**** Records for this task ****

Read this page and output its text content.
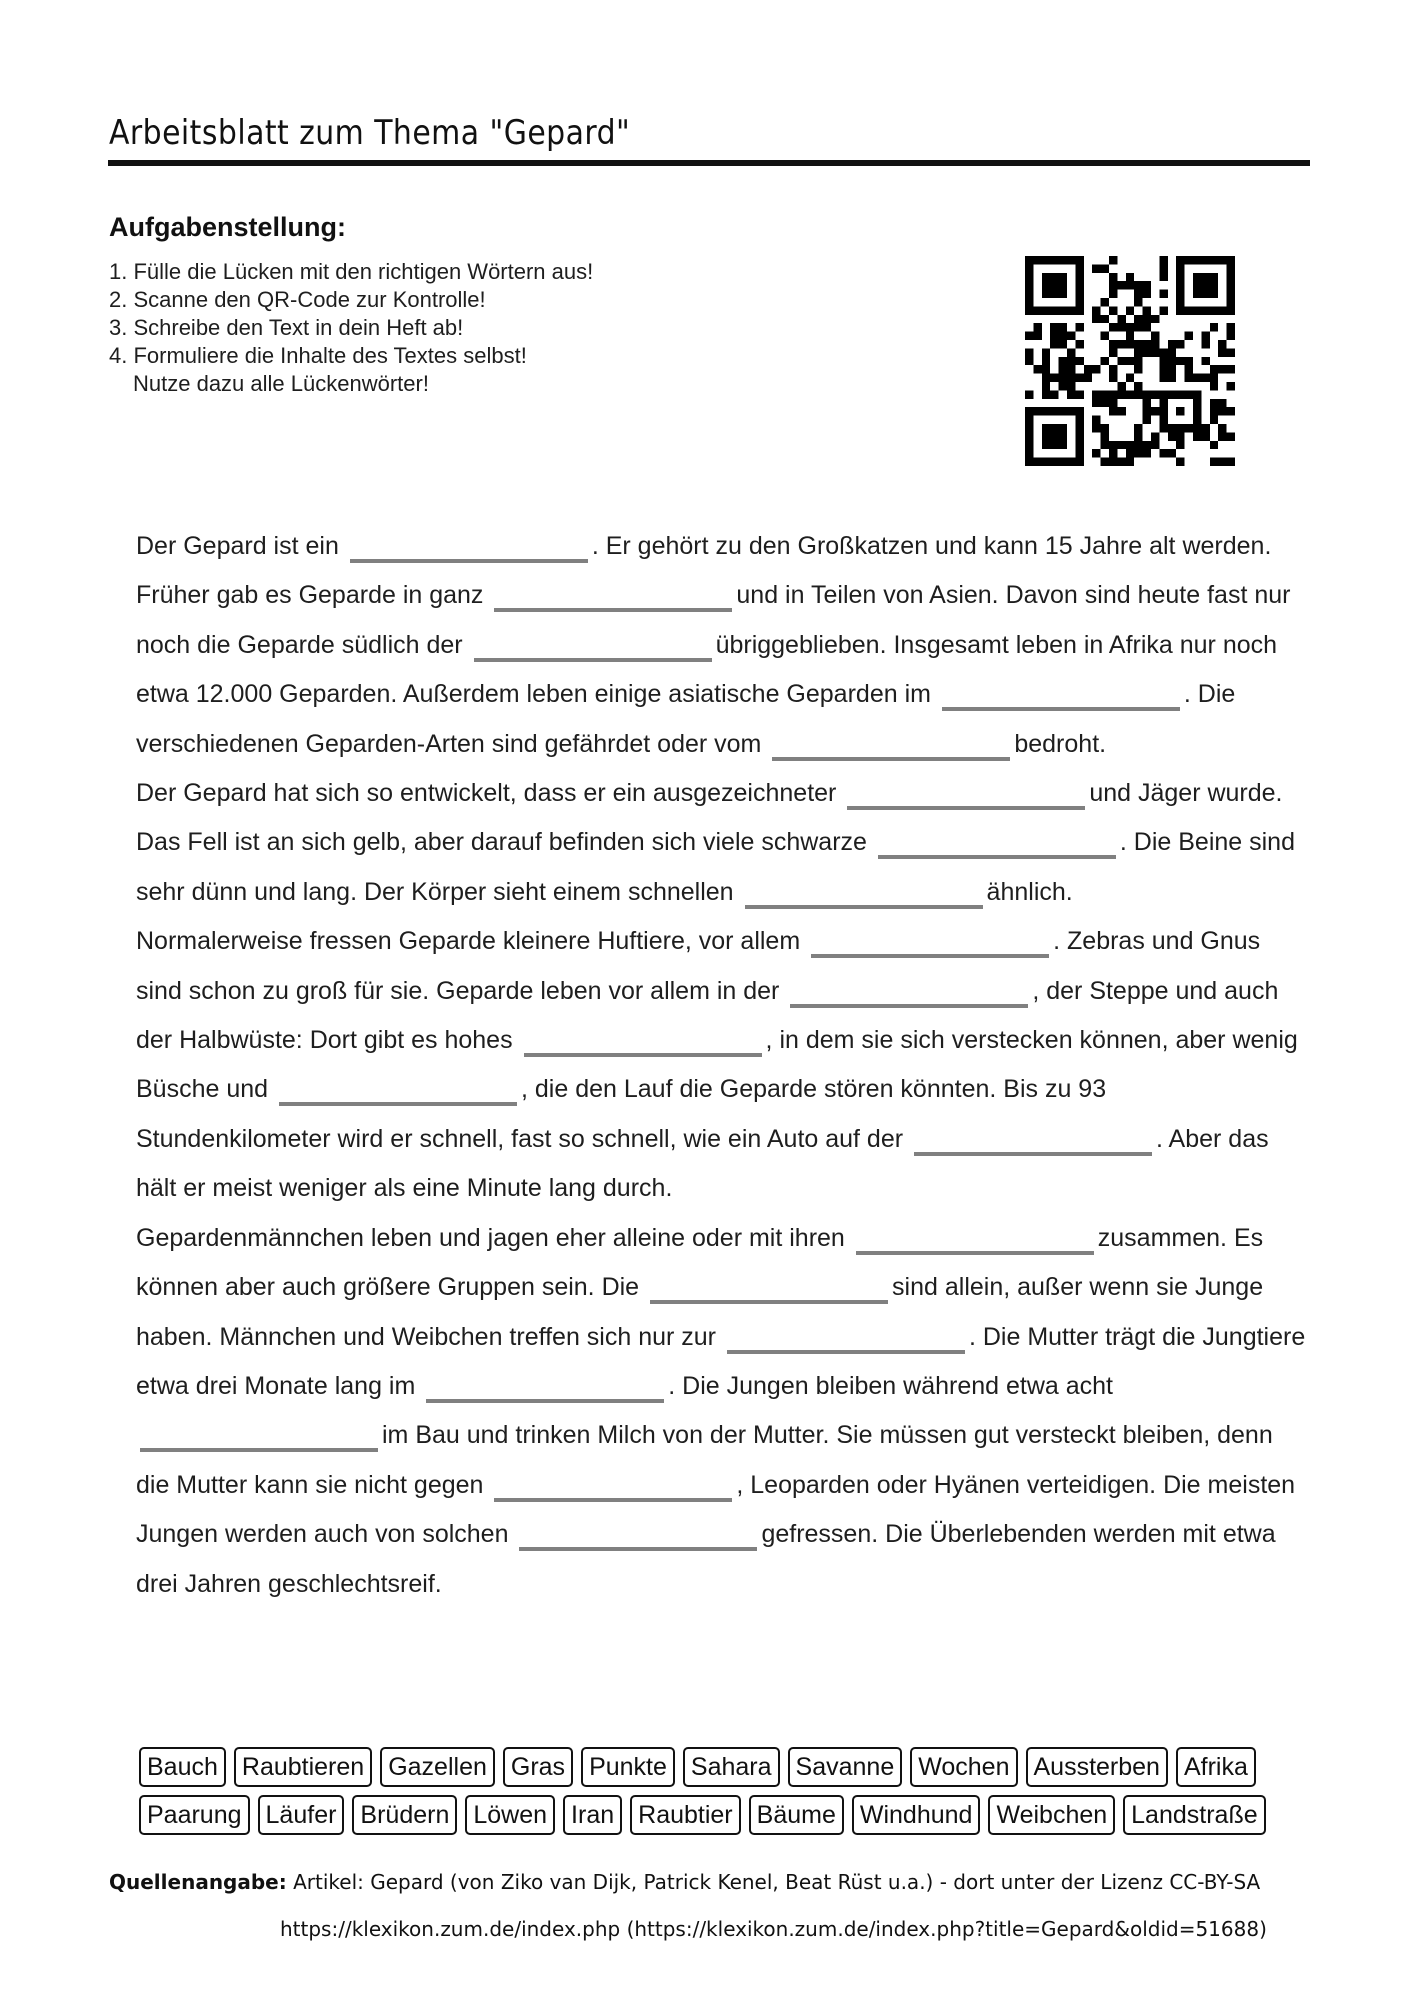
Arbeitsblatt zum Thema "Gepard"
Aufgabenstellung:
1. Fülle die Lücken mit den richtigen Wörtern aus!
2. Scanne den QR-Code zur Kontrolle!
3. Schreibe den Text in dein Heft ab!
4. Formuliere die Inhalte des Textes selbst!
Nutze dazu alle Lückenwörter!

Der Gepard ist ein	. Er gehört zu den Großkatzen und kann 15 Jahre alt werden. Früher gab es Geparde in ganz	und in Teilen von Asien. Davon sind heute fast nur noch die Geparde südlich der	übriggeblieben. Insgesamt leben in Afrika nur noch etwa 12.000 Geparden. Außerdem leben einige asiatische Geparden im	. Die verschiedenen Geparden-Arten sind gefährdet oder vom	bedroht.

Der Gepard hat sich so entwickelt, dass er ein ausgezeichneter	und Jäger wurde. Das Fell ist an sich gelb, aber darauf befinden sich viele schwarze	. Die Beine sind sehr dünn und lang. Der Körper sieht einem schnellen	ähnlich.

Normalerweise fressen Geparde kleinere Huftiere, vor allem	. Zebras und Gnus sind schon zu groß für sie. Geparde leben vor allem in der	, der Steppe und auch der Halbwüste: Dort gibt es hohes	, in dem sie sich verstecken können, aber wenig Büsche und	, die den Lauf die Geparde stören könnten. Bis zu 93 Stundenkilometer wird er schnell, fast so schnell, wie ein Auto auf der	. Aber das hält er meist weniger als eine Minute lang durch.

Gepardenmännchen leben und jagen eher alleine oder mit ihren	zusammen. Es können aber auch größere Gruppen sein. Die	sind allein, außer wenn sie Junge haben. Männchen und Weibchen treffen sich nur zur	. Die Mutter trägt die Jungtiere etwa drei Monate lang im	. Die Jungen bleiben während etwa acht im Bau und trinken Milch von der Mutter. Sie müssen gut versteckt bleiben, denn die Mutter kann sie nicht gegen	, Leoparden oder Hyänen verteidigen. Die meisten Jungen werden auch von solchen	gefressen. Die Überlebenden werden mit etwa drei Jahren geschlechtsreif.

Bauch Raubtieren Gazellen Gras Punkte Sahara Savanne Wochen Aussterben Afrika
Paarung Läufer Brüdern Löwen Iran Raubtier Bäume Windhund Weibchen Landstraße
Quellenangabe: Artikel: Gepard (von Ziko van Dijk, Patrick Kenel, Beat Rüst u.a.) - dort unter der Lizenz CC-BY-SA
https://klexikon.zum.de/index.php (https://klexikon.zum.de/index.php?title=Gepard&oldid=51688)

****
**** Records for this task ****

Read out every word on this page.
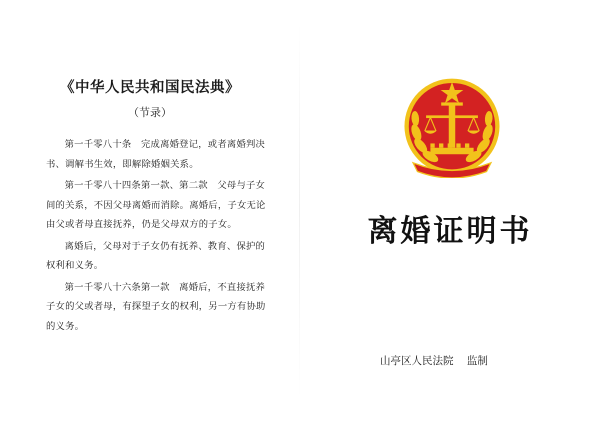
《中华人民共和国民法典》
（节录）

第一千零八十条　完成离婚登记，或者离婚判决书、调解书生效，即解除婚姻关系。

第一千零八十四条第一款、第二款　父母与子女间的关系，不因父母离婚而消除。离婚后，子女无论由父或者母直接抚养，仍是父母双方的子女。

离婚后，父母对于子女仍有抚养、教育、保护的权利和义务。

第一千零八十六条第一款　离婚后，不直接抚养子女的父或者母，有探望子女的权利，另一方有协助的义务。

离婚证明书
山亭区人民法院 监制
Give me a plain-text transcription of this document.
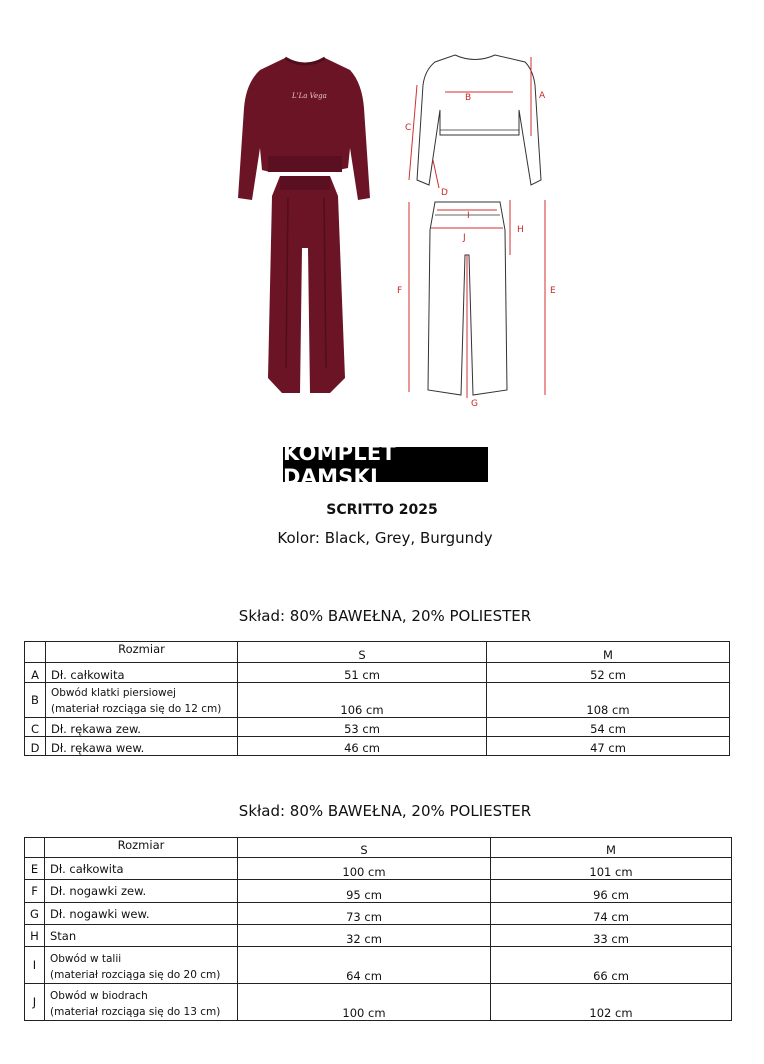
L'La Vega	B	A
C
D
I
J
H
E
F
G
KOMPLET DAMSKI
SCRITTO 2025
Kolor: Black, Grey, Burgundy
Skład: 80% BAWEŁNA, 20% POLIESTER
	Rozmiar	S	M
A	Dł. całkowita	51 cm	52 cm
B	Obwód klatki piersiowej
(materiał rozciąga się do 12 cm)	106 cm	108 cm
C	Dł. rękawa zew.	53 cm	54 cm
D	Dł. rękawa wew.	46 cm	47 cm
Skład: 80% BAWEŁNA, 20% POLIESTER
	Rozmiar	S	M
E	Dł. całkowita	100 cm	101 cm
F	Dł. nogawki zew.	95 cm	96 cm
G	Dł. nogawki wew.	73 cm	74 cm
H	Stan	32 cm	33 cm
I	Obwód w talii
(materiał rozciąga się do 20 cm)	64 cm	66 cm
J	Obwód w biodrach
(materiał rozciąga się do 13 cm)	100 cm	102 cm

****
**** Records for this task ****

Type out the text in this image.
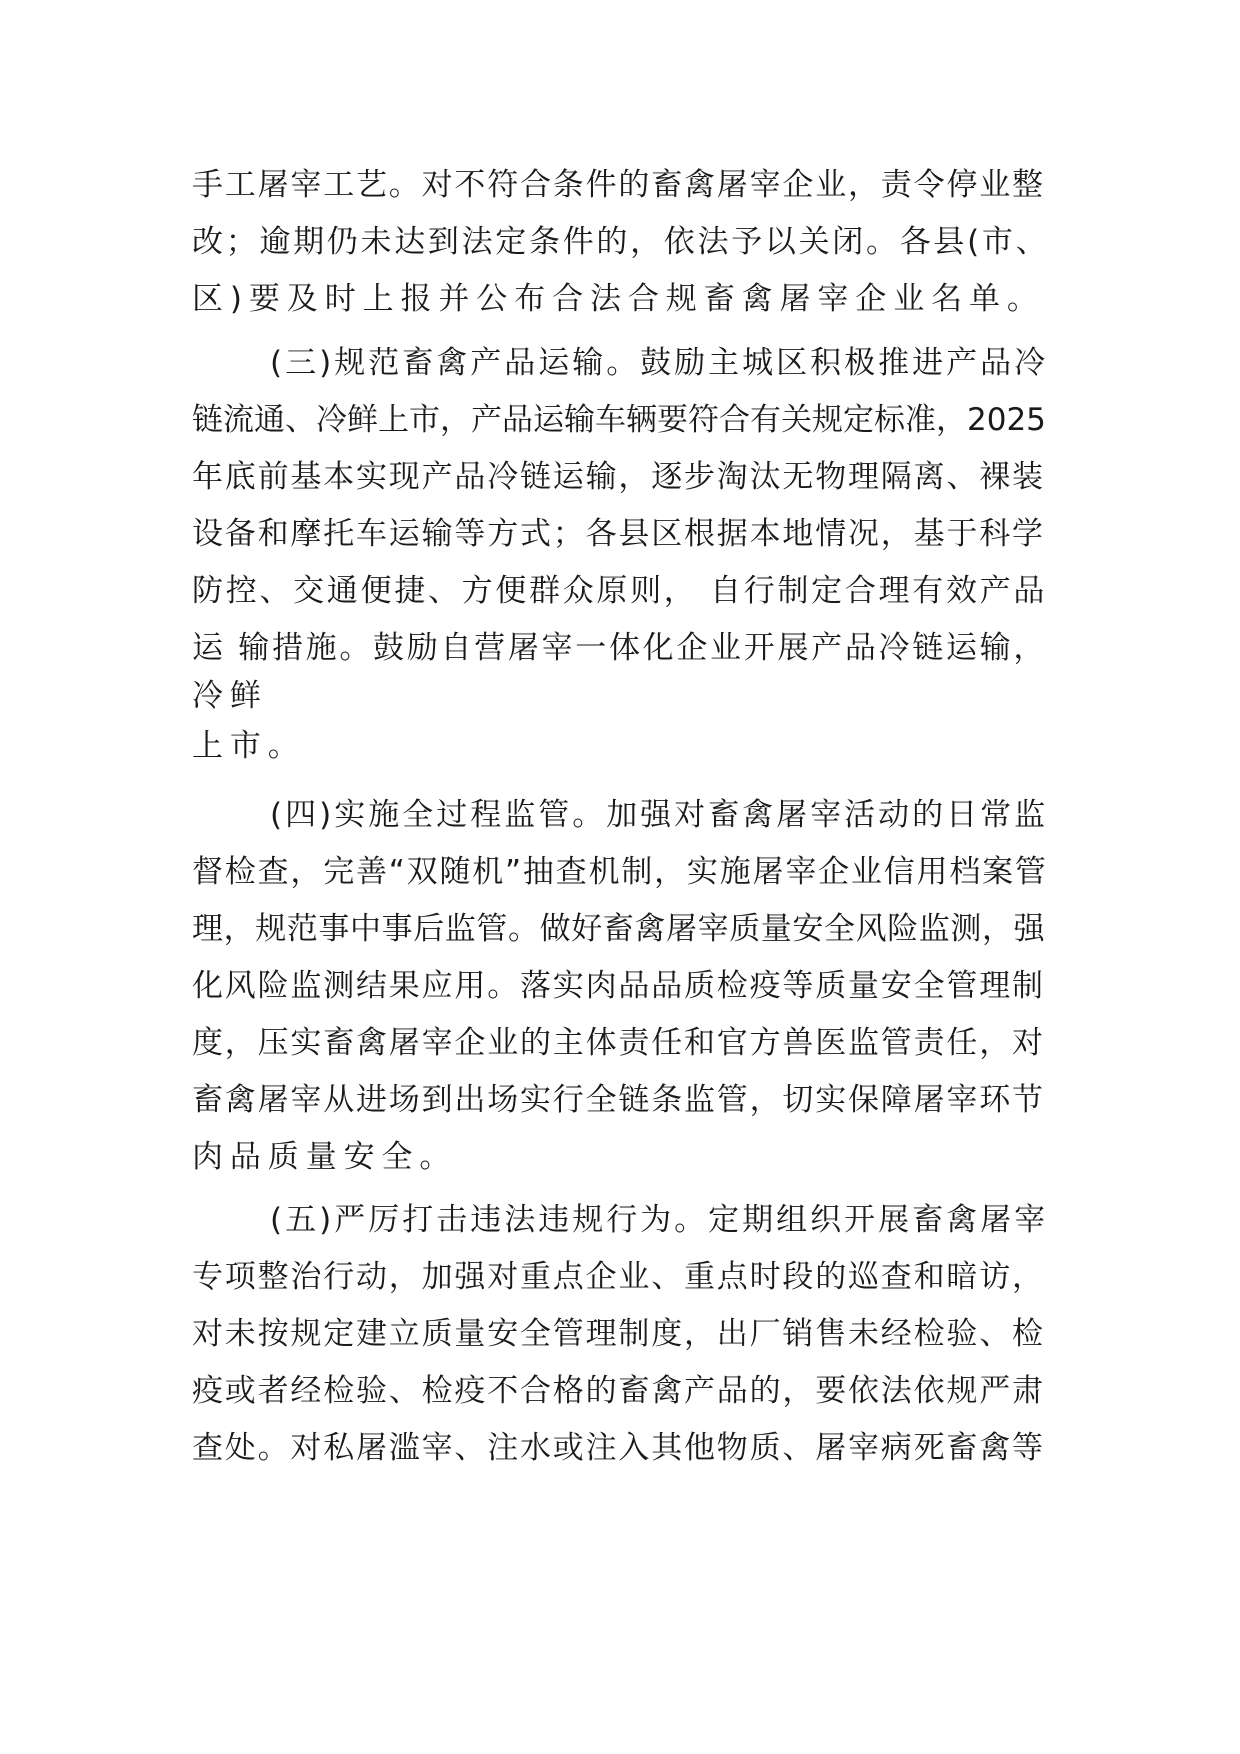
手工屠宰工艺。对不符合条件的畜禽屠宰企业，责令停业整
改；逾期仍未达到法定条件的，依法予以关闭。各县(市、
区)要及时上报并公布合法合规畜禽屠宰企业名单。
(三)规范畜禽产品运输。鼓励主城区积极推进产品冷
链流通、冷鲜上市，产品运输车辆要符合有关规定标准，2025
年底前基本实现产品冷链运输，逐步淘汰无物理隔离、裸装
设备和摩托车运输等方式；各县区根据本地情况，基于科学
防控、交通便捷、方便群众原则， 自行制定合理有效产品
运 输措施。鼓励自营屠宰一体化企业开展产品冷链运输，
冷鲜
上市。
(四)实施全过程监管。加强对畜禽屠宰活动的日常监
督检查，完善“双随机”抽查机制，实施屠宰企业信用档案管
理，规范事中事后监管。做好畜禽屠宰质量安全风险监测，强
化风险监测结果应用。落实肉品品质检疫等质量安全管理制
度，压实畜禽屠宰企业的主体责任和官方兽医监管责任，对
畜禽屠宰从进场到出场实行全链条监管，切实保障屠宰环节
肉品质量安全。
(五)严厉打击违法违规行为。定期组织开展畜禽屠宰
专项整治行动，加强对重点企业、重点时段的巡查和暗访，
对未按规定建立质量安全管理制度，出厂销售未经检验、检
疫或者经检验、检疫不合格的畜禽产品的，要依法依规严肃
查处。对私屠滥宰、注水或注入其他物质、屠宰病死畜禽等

****

— Exercise —
Gather each line from the entries above that includes the word "rozciąga".

— Full output —
(materiał rozciąga się do 12 cm)	106 cm	108 cm
(materiał rozciąga się do 20 cm)	64 cm	66 cm
(materiał rozciąga się do 13 cm)	100 cm	102 cm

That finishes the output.